++++ The input

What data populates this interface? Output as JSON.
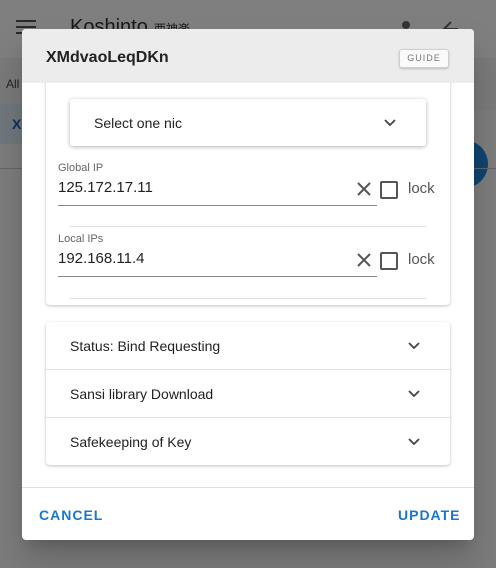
{
  "background": {
    "app_title": "Koshinto",
    "app_subtitle": "西神楽",
    "tab_label": "All",
    "card_label": "X"
  },
  "dialog": {
    "title": "XMdvaoLeqDKn",
    "guide_label": "GUIDE",
    "nic_select": {
      "value": "Select one nic"
    },
    "global_ip": {
      "label": "Global IP",
      "value": "125.172.17.11",
      "lock_label": "lock",
      "locked": false
    },
    "local_ips": {
      "label": "Local IPs",
      "value": "192.168.11.4",
      "lock_label": "lock",
      "locked": false
    },
    "accordion": [
      {
        "label": "Status: Bind Requesting"
      },
      {
        "label": "Sansi library Download"
      },
      {
        "label": "Safekeeping of Key"
      }
    ],
    "cancel_label": "CANCEL",
    "update_label": "UPDATE"
  },
  "colors": {
    "accent": "#1976d2",
    "header": "#ececec",
    "scrim": "rgba(0,0,0,0.5)"
  },
  "icons": [
    "menu-icon",
    "person-icon",
    "back-arrow-icon",
    "chevron-down-icon",
    "clear-icon",
    "checkbox-icon"
  ]
}
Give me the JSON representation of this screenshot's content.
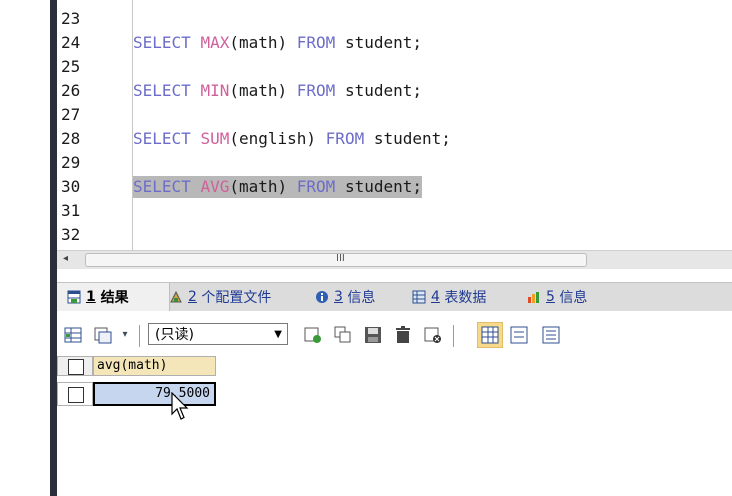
{
  "editor": {
    "lines": [
      {
        "num": "23",
        "tokens": []
      },
      {
        "num": "24",
        "tokens": [
          {
            "t": "SELECT ",
            "c": "kw"
          },
          {
            "t": "MAX",
            "c": "fn"
          },
          {
            "t": "(math) ",
            "c": ""
          },
          {
            "t": "FROM ",
            "c": "kw"
          },
          {
            "t": "student;",
            "c": ""
          }
        ]
      },
      {
        "num": "25",
        "tokens": []
      },
      {
        "num": "26",
        "tokens": [
          {
            "t": "SELECT ",
            "c": "kw"
          },
          {
            "t": "MIN",
            "c": "fn"
          },
          {
            "t": "(math) ",
            "c": ""
          },
          {
            "t": "FROM ",
            "c": "kw"
          },
          {
            "t": "student;",
            "c": ""
          }
        ]
      },
      {
        "num": "27",
        "tokens": []
      },
      {
        "num": "28",
        "tokens": [
          {
            "t": "SELECT ",
            "c": "kw"
          },
          {
            "t": "SUM",
            "c": "fn"
          },
          {
            "t": "(english) ",
            "c": ""
          },
          {
            "t": "FROM ",
            "c": "kw"
          },
          {
            "t": "student;",
            "c": ""
          }
        ]
      },
      {
        "num": "29",
        "tokens": []
      },
      {
        "num": "30",
        "tokens": [
          {
            "t": "SELECT ",
            "c": "kw"
          },
          {
            "t": "AVG",
            "c": "fn"
          },
          {
            "t": "(math) ",
            "c": ""
          },
          {
            "t": "FROM ",
            "c": "kw"
          },
          {
            "t": "student;",
            "c": ""
          }
        ],
        "highlighted": true
      },
      {
        "num": "31",
        "tokens": []
      },
      {
        "num": "32",
        "tokens": []
      }
    ]
  },
  "scrollbar": {
    "left_arrow": "◂",
    "grip": "III"
  },
  "tabs": [
    {
      "num": "1",
      "label": "结果",
      "icon": "result-grid-icon",
      "active": true
    },
    {
      "num": "2",
      "label": "个配置文件",
      "icon": "profile-icon",
      "active": false
    },
    {
      "num": "3",
      "label": "信息",
      "icon": "info-icon",
      "active": false
    },
    {
      "num": "4",
      "label": "表数据",
      "icon": "table-data-icon",
      "active": false
    },
    {
      "num": "5",
      "label": "信息",
      "icon": "info-chart-icon",
      "active": false
    }
  ],
  "toolbar": {
    "mode_select": "(只读)"
  },
  "results": {
    "column": "avg(math)",
    "rows": [
      {
        "value": "79.5000"
      }
    ]
  },
  "colors": {
    "keyword": "#6d6dc9",
    "function": "#d0609a",
    "tab_link": "#1f3a93",
    "selection": "#b8b8b8"
  }
}
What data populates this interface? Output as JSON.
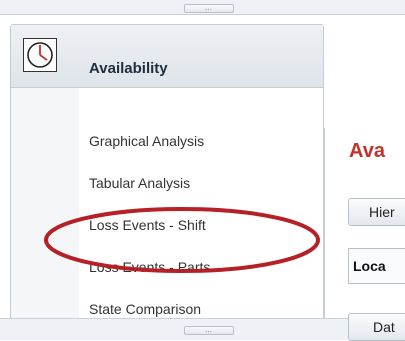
{
  "header": {
    "title": "Availability",
    "icon": "clock-icon"
  },
  "nav": {
    "items": [
      {
        "label": "Graphical Analysis"
      },
      {
        "label": "Tabular Analysis"
      },
      {
        "label": "Loss Events - Shift"
      },
      {
        "label": "Loss Events - Parts",
        "highlighted": true
      },
      {
        "label": "State Comparison"
      }
    ]
  },
  "grip_label": "…",
  "right_panel": {
    "title": "Ava",
    "tab_label": "Hier",
    "field_value": "Loca",
    "date_button_label": "Dat"
  },
  "colors": {
    "highlight_ellipse": "#b52127",
    "title_red": "#c0322a"
  }
}
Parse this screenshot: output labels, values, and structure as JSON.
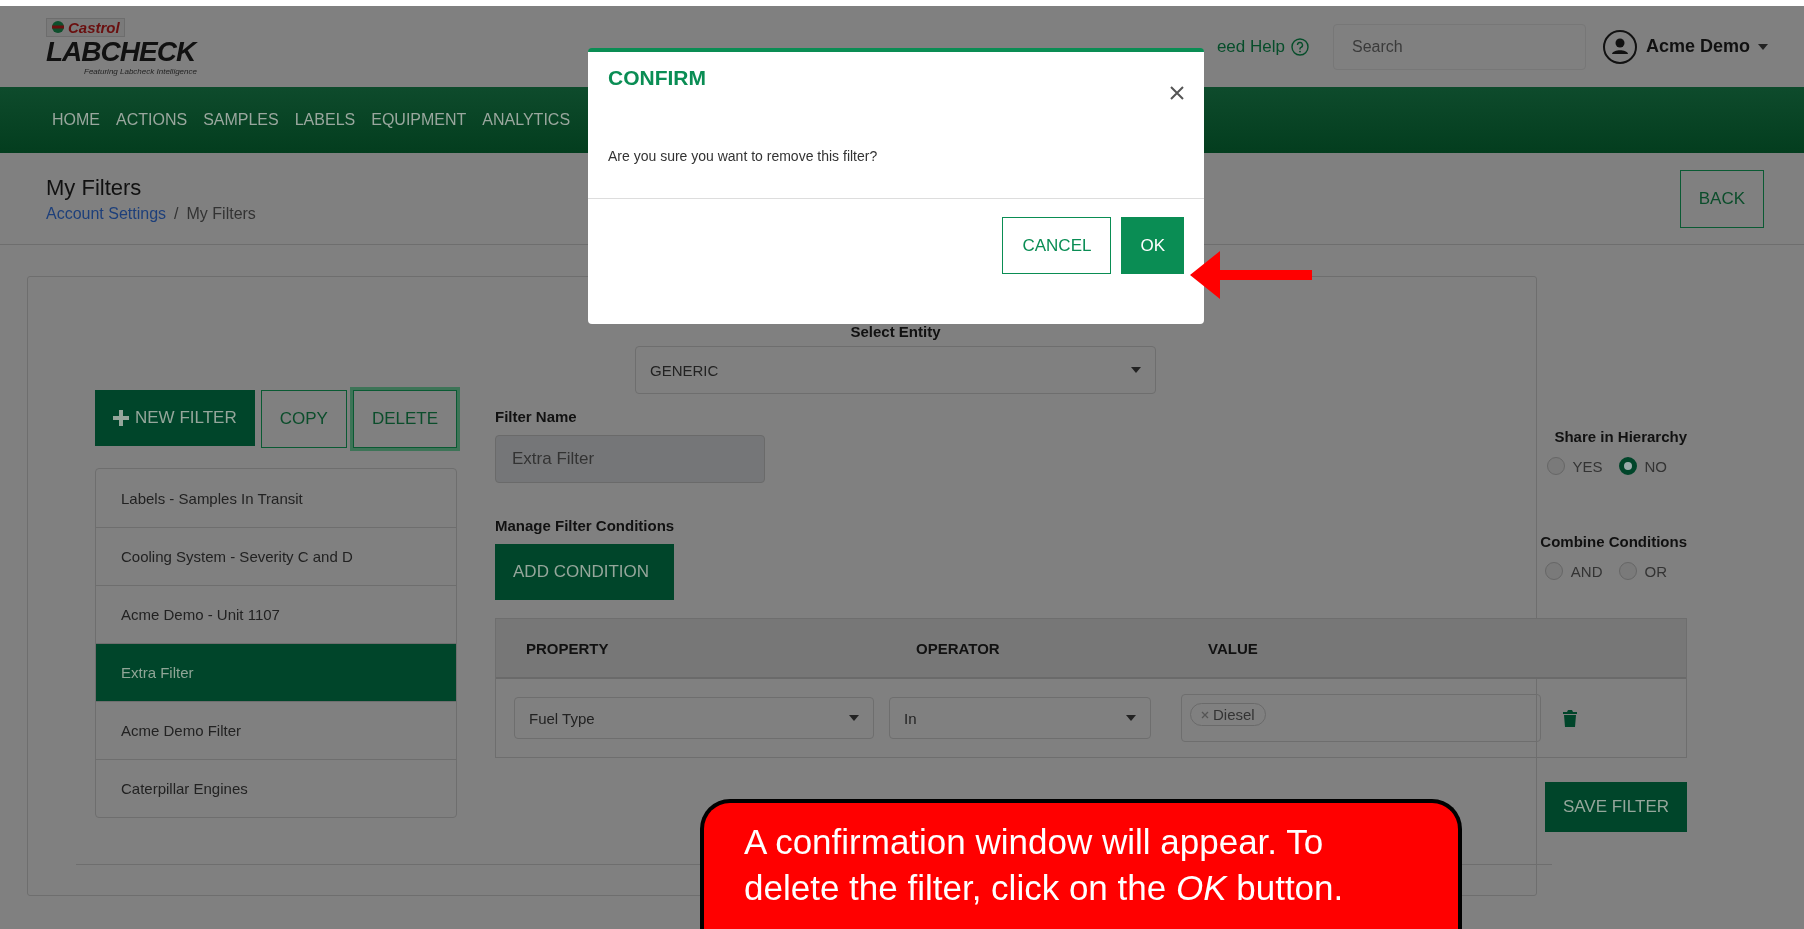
{
  "header": {
    "logo": {
      "brand": "Castrol",
      "name": "LABCHECK",
      "tagline": "Featuring Labcheck Intelligence"
    },
    "help_link": "eed Help",
    "search": {
      "placeholder": "Search"
    },
    "user": "Acme Demo"
  },
  "nav": {
    "items": [
      "HOME",
      "ACTIONS",
      "SAMPLES",
      "LABELS",
      "EQUIPMENT",
      "ANALYTICS"
    ]
  },
  "page": {
    "title": "My Filters",
    "breadcrumb": [
      {
        "label": "Account Settings",
        "kind": "link"
      },
      {
        "label": "/",
        "kind": "separator"
      },
      {
        "label": "My Filters",
        "kind": "current"
      }
    ],
    "back_button": "BACK"
  },
  "filters": {
    "buttons": [
      {
        "label": "NEW FILTER",
        "kind": "primary"
      },
      {
        "label": "COPY",
        "kind": "outline"
      },
      {
        "label": "DELETE",
        "kind": "focused"
      }
    ],
    "items": [
      {
        "label": "Labels - Samples In Transit",
        "selected": false
      },
      {
        "label": "Cooling System - Severity C and D",
        "selected": false
      },
      {
        "label": "Acme Demo - Unit 1107",
        "selected": false
      },
      {
        "label": "Extra Filter",
        "selected": true
      },
      {
        "label": "Acme Demo Filter",
        "selected": false
      },
      {
        "label": "Caterpillar Engines",
        "selected": false
      }
    ]
  },
  "editor": {
    "entity": {
      "label": "Select Entity",
      "value": "GENERIC"
    },
    "filter_name": {
      "label": "Filter Name",
      "value": "Extra Filter"
    },
    "conditions_label": "Manage Filter Conditions",
    "add_button": "ADD CONDITION",
    "table": {
      "columns": [
        "PROPERTY",
        "OPERATOR",
        "VALUE"
      ],
      "rows": [
        {
          "property": "Fuel Type",
          "operator": "In",
          "values": [
            "Diesel"
          ]
        }
      ]
    },
    "share": {
      "label": "Share in Hierarchy",
      "options": [
        {
          "label": "YES",
          "selected": false
        },
        {
          "label": "NO",
          "selected": true
        }
      ]
    },
    "combine": {
      "label": "Combine Conditions",
      "options": [
        {
          "label": "AND",
          "selected": false
        },
        {
          "label": "OR",
          "selected": false
        }
      ]
    },
    "save_button": "SAVE FILTER"
  },
  "dialog": {
    "title": "CONFIRM",
    "message": "Are you sure you want to remove this filter?",
    "buttons": [
      {
        "label": "CANCEL",
        "kind": "outline"
      },
      {
        "label": "OK",
        "kind": "primary"
      }
    ]
  },
  "callout": {
    "text": "A confirmation window will appear. To delete the filter, click on the *OK* button."
  }
}
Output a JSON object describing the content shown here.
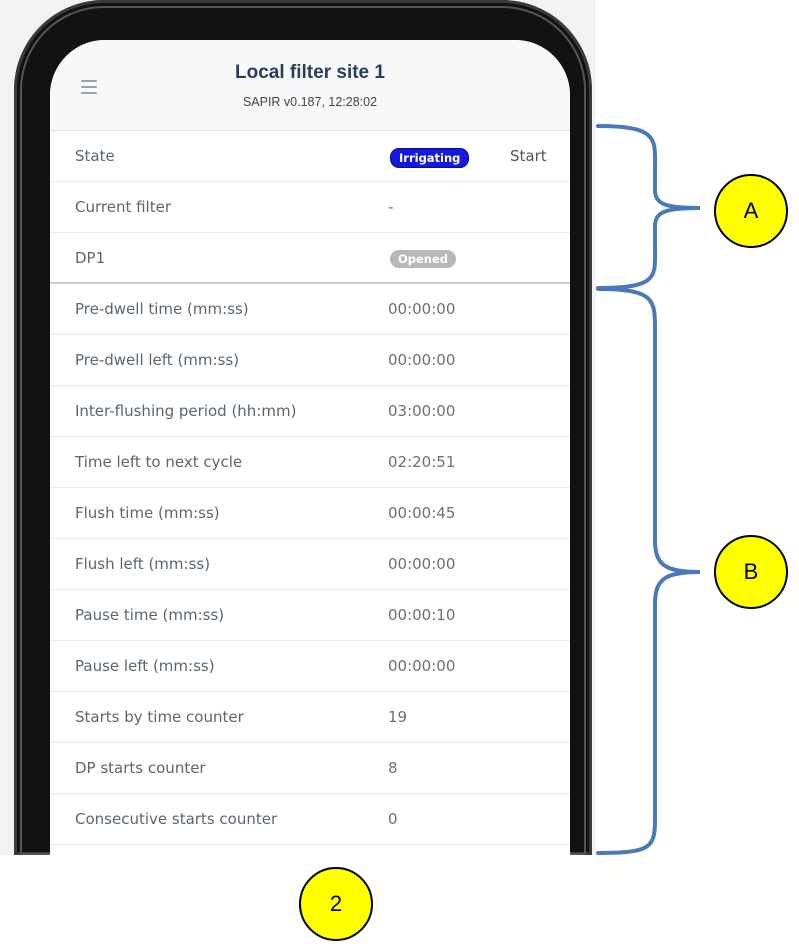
{
  "header": {
    "title": "Local filter site 1",
    "subtitle": "SAPIR v0.187, 12:28:02"
  },
  "section_a": {
    "state": {
      "label": "State",
      "badge": "Irrigating",
      "action": "Start"
    },
    "current_filter": {
      "label": "Current filter",
      "value": "-"
    },
    "dp1": {
      "label": "DP1",
      "badge": "Opened"
    }
  },
  "section_b": [
    {
      "label": "Pre-dwell time (mm:ss)",
      "value": "00:00:00"
    },
    {
      "label": "Pre-dwell left (mm:ss)",
      "value": "00:00:00"
    },
    {
      "label": "Inter-flushing period (hh:mm)",
      "value": "03:00:00"
    },
    {
      "label": "Time left to next cycle",
      "value": "02:20:51"
    },
    {
      "label": "Flush time (mm:ss)",
      "value": "00:00:45"
    },
    {
      "label": "Flush left (mm:ss)",
      "value": "00:00:00"
    },
    {
      "label": "Pause time (mm:ss)",
      "value": "00:00:10"
    },
    {
      "label": "Pause left (mm:ss)",
      "value": "00:00:00"
    },
    {
      "label": "Starts by time counter",
      "value": "19"
    },
    {
      "label": "DP starts counter",
      "value": "8"
    },
    {
      "label": "Consecutive starts counter",
      "value": "0"
    }
  ],
  "callouts": {
    "a": "A",
    "b": "B",
    "two": "2"
  },
  "colors": {
    "bracket": "#4a78b8",
    "badge_active": "#1519e0",
    "badge_inactive": "#b8b8b8",
    "callout": "#ffff00"
  }
}
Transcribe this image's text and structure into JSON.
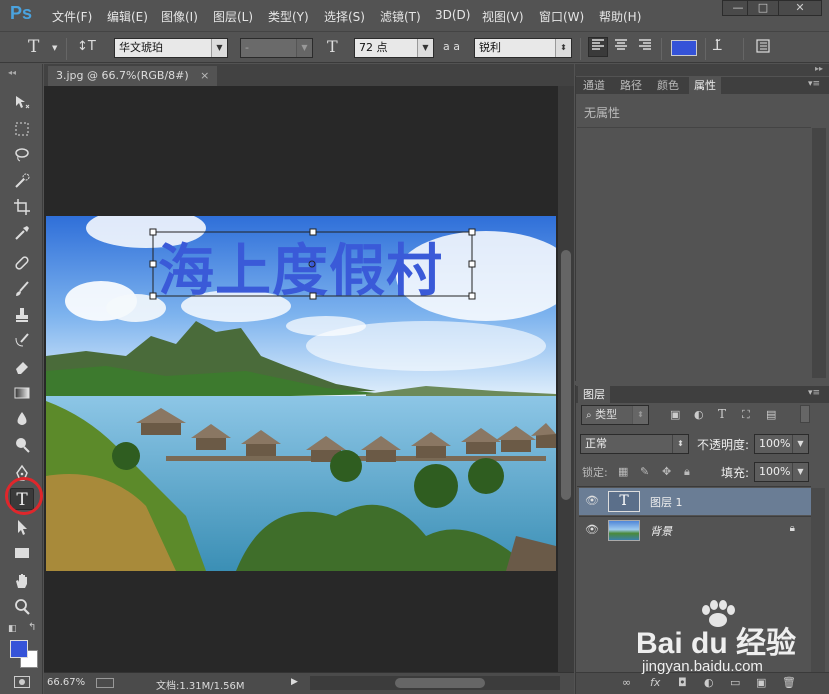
{
  "menubar": {
    "logo": "Ps",
    "items": [
      "文件(F)",
      "编辑(E)",
      "图像(I)",
      "图层(L)",
      "类型(Y)",
      "选择(S)",
      "滤镜(T)",
      "3D(D)",
      "视图(V)",
      "窗口(W)",
      "帮助(H)"
    ],
    "window_buttons": [
      "—",
      "□",
      "✕"
    ]
  },
  "options": {
    "tool_glyph": "T",
    "orient_glyph": "↕T",
    "font_family": "华文琥珀",
    "font_style": "-",
    "size_glyph": "T",
    "font_size": "72 点",
    "aa_glyph": "a a",
    "antialias": "锐利",
    "text_color": "#3553d8"
  },
  "document": {
    "tab_title": "3.jpg @ 66.7%(RGB/8#)",
    "tab_close": "×",
    "canvas_text": "海上度假村",
    "canvas_text_color": "#3a5ad8"
  },
  "status": {
    "zoom": "66.67%",
    "doc_info": "文档:1.31M/1.56M",
    "arrow": "▶"
  },
  "panels_top": {
    "tabs": [
      "通道",
      "路径",
      "颜色",
      "属性"
    ],
    "active_tab": "属性",
    "content": "无属性"
  },
  "layers": {
    "tab": "图层",
    "filter_label": "类型",
    "blend_mode": "正常",
    "opacity_label": "不透明度:",
    "opacity_value": "100%",
    "lock_label": "锁定:",
    "fill_label": "填充:",
    "fill_value": "100%",
    "rows": [
      {
        "name": "图层 1",
        "thumb": "T",
        "selected": true
      },
      {
        "name": "背景",
        "locked": true
      }
    ],
    "footer_icons": [
      "∞",
      "fx",
      "◘",
      "◐",
      "▭",
      "▣",
      "🗑"
    ]
  },
  "watermark": {
    "brand": "Bai du 经验",
    "url": "jingyan.baidu.com"
  },
  "colors": {
    "foreground": "#3553d8",
    "background": "#ffffff",
    "highlight_circle": "#e0262b"
  }
}
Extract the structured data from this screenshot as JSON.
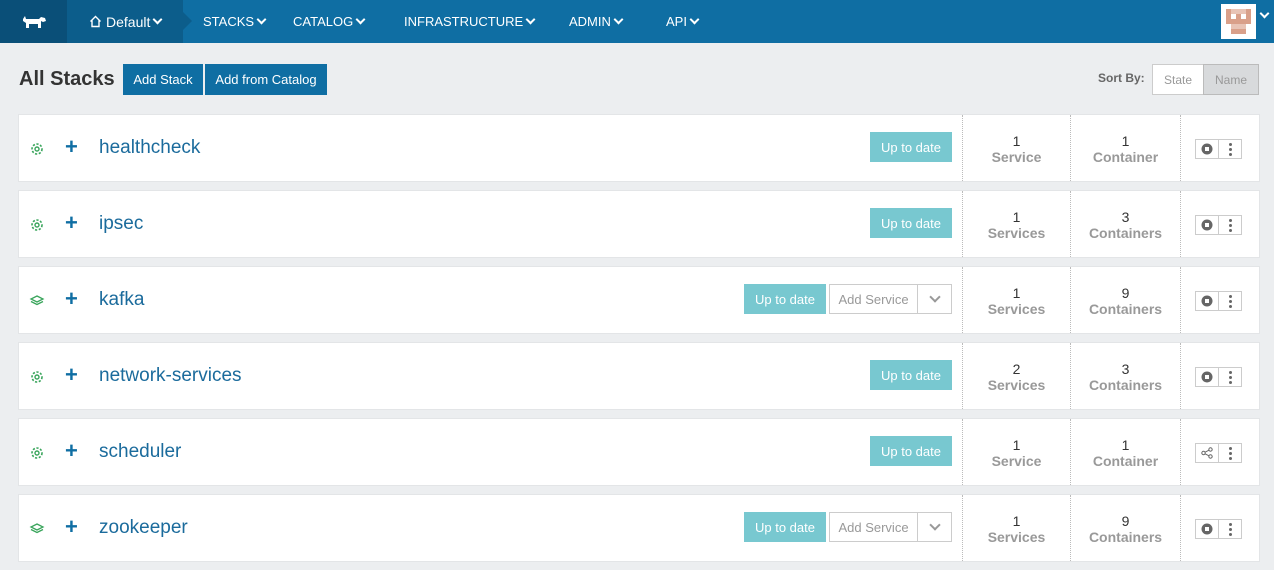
{
  "nav": {
    "environment": "Default",
    "items": [
      "STACKS",
      "CATALOG",
      "INFRASTRUCTURE",
      "ADMIN",
      "API"
    ]
  },
  "header": {
    "title": "All Stacks",
    "add_stack": "Add Stack",
    "add_from_catalog": "Add from Catalog",
    "sort_by_label": "Sort By:",
    "sort_state": "State",
    "sort_name": "Name"
  },
  "stacks": [
    {
      "name": "healthcheck",
      "icon": "gear-icon",
      "status": "Up to date",
      "services_num": "1",
      "services_unit": "Service",
      "containers_num": "1",
      "containers_unit": "Container",
      "action_icon": "stop-icon"
    },
    {
      "name": "ipsec",
      "icon": "gear-icon",
      "status": "Up to date",
      "services_num": "1",
      "services_unit": "Services",
      "containers_num": "3",
      "containers_unit": "Containers",
      "action_icon": "stop-icon"
    },
    {
      "name": "kafka",
      "icon": "layers-icon",
      "status": "Up to date",
      "add_service": "Add Service",
      "services_num": "1",
      "services_unit": "Services",
      "containers_num": "9",
      "containers_unit": "Containers",
      "action_icon": "stop-icon"
    },
    {
      "name": "network-services",
      "icon": "gear-icon",
      "status": "Up to date",
      "services_num": "2",
      "services_unit": "Services",
      "containers_num": "3",
      "containers_unit": "Containers",
      "action_icon": "stop-icon"
    },
    {
      "name": "scheduler",
      "icon": "gear-icon",
      "status": "Up to date",
      "services_num": "1",
      "services_unit": "Service",
      "containers_num": "1",
      "containers_unit": "Container",
      "action_icon": "share-icon"
    },
    {
      "name": "zookeeper",
      "icon": "layers-icon",
      "status": "Up to date",
      "add_service": "Add Service",
      "services_num": "1",
      "services_unit": "Services",
      "containers_num": "9",
      "containers_unit": "Containers",
      "action_icon": "stop-icon"
    }
  ],
  "colors": {
    "nav_bg": "#0f6ea3",
    "accent": "#0f6ea3",
    "status_badge": "#78c8d0",
    "healthy_icon": "#3aa55c"
  }
}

++++++++

Gather each line in the data that holds the string "dwell".

# Result of the exercise
      "label": "Pre-dwell time (mm:ss)",
      "label": "Pre-dwell left (mm:ss)",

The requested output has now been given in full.